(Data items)

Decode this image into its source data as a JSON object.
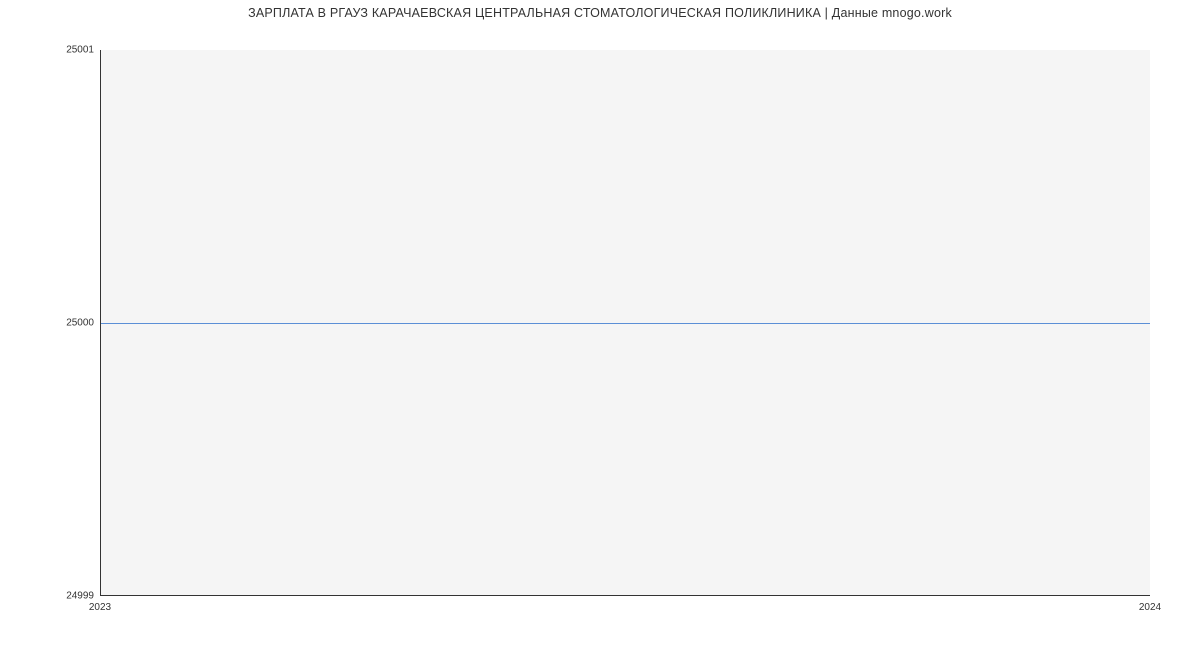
{
  "chart_data": {
    "type": "line",
    "title": "ЗАРПЛАТА В РГАУЗ КАРАЧАЕВСКАЯ ЦЕНТРАЛЬНАЯ СТОМАТОЛОГИЧЕСКАЯ ПОЛИКЛИНИКА | Данные mnogo.work",
    "xlabel": "",
    "ylabel": "",
    "x": [
      2023,
      2024
    ],
    "values": [
      25000,
      25000
    ],
    "ylim": [
      24999,
      25001
    ],
    "xlim": [
      2023,
      2024
    ],
    "y_ticks": [
      24999,
      25000,
      25001
    ],
    "x_ticks": [
      2023,
      2024
    ],
    "line_color": "#5b8fd6"
  },
  "ticks": {
    "y_top": "25001",
    "y_mid": "25000",
    "y_bot": "24999",
    "x_left": "2023",
    "x_right": "2024"
  }
}
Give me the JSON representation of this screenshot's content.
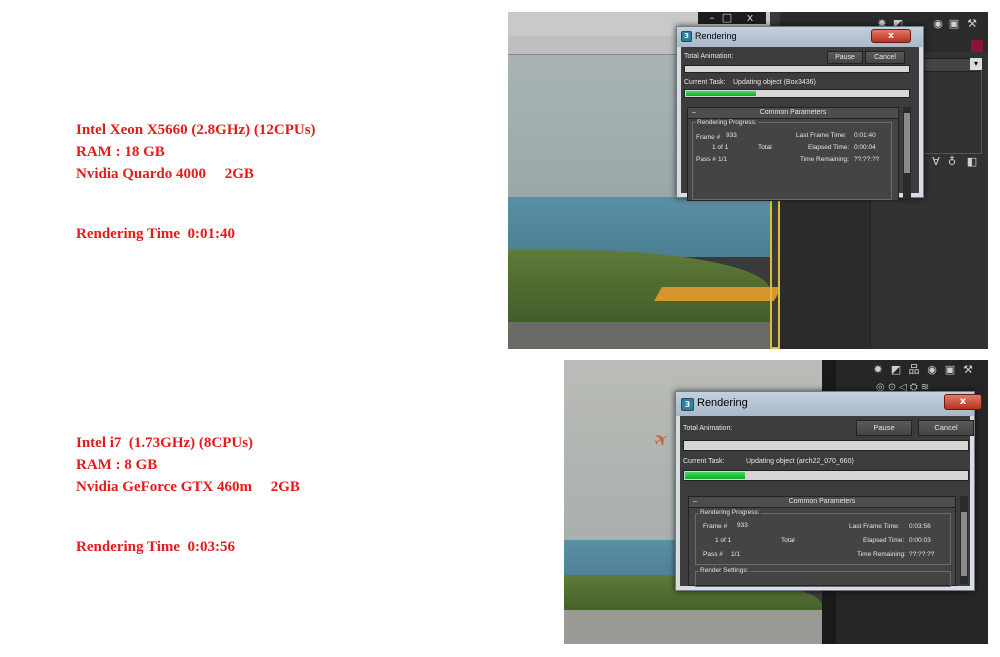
{
  "configs": [
    {
      "cpu": "Intel Xeon X5660 (2.8GHz) (12CPUs)",
      "ram": "RAM : 18 GB",
      "gpu": "Nvidia Quardo 4000     2GB",
      "render_time": "Rendering Time  0:01:40"
    },
    {
      "cpu": "Intel i7  (1.73GHz) (8CPUs)",
      "ram": "RAM : 8 GB",
      "gpu": "Nvidia GeForce GTX 460m     2GB",
      "render_time": "Rendering Time  0:03:56"
    }
  ],
  "dialogs": [
    {
      "title": "Rendering",
      "total_animation_label": "Total Animation:",
      "current_task_label": "Current Task:",
      "current_task_value": "Updating object (Box3436)",
      "task_progress": 0.32,
      "pause_label": "Pause",
      "cancel_label": "Cancel",
      "rollout_title": "Common Parameters",
      "progress_group": "Rendering Progress:",
      "frame_label": "Frame #",
      "frame_value": "933",
      "of_text": "1 of 1",
      "total_text": "Total",
      "pass_label": "Pass #",
      "pass_value": "1/1",
      "last_frame_label": "Last Frame Time:",
      "last_frame_value": "0:01:40",
      "elapsed_label": "Elapsed Time:",
      "elapsed_value": "0:00:04",
      "remaining_label": "Time Remaining:",
      "remaining_value": "??:??:??"
    },
    {
      "title": "Rendering",
      "total_animation_label": "Total Animation:",
      "current_task_label": "Current Task:",
      "current_task_value": "Updating object (arch22_070_660)",
      "task_progress": 0.22,
      "pause_label": "Pause",
      "cancel_label": "Cancel",
      "rollout_title": "Common Parameters",
      "progress_group": "Rendering Progress:",
      "frame_label": "Frame #",
      "frame_value": "933",
      "of_text": "1 of 1",
      "total_text": "Total",
      "pass_label": "Pass #",
      "pass_value": "1/1",
      "last_frame_label": "Last Frame Time:",
      "last_frame_value": "0:03:56",
      "elapsed_label": "Elapsed Time:",
      "elapsed_value": "0:00:03",
      "remaining_label": "Time Remaining:",
      "remaining_value": "??:??:??",
      "render_settings_label": "Render Settings:"
    }
  ],
  "window_controls": {
    "minimize": "–",
    "maximize": "□",
    "close": "x"
  },
  "icons": [
    "render-setup-icon",
    "render-frame-icon",
    "hierarchy-icon",
    "motion-icon",
    "display-icon",
    "utilities-icon"
  ],
  "colors": {
    "spec_text": "#e51a1a",
    "progress_green": "#1fbf3a",
    "close_red": "#c0392b"
  }
}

> **WHAT TO PRODUCE**
Copy out every line in the entries above that holds "Updating".

> **CORRECT RESULT**
      "current_task_value": "Updating object (Box3436)",
      "current_task_value": "Updating object (arch22_070_660)",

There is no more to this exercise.